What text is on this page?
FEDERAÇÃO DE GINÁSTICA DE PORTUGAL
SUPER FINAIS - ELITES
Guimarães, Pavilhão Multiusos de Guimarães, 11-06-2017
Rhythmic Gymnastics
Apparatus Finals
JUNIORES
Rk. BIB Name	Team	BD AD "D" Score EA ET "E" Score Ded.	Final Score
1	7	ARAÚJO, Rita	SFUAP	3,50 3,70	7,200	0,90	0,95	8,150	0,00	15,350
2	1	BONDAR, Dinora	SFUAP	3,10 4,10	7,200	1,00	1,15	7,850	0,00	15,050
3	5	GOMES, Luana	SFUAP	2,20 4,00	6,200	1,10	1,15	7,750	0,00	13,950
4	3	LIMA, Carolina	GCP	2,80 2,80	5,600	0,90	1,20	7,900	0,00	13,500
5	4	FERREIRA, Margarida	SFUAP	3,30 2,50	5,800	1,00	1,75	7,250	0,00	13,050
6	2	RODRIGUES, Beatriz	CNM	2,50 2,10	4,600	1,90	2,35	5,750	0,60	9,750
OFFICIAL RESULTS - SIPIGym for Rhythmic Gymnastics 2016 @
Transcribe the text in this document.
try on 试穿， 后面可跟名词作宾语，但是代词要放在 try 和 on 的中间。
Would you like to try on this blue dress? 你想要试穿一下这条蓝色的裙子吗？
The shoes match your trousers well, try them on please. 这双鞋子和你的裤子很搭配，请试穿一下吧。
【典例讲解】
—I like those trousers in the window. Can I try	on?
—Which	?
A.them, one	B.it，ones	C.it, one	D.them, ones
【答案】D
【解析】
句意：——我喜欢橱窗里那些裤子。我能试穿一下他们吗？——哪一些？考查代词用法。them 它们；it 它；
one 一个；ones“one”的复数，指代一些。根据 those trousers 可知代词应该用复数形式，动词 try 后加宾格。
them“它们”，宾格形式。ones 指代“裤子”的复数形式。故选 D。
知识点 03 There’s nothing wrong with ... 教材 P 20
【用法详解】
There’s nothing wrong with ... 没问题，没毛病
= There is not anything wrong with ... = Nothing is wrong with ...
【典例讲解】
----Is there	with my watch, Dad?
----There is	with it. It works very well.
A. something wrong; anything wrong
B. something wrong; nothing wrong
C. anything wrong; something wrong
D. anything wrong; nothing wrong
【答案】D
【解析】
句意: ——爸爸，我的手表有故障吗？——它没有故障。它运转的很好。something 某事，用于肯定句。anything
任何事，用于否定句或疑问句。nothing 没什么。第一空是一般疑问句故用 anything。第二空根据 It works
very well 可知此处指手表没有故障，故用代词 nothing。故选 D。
=-=-=-=-=
■ **Objective**
Within the entries above, how many lines contain "ones"? Respond with the number only.

■ **Answer for the task**
3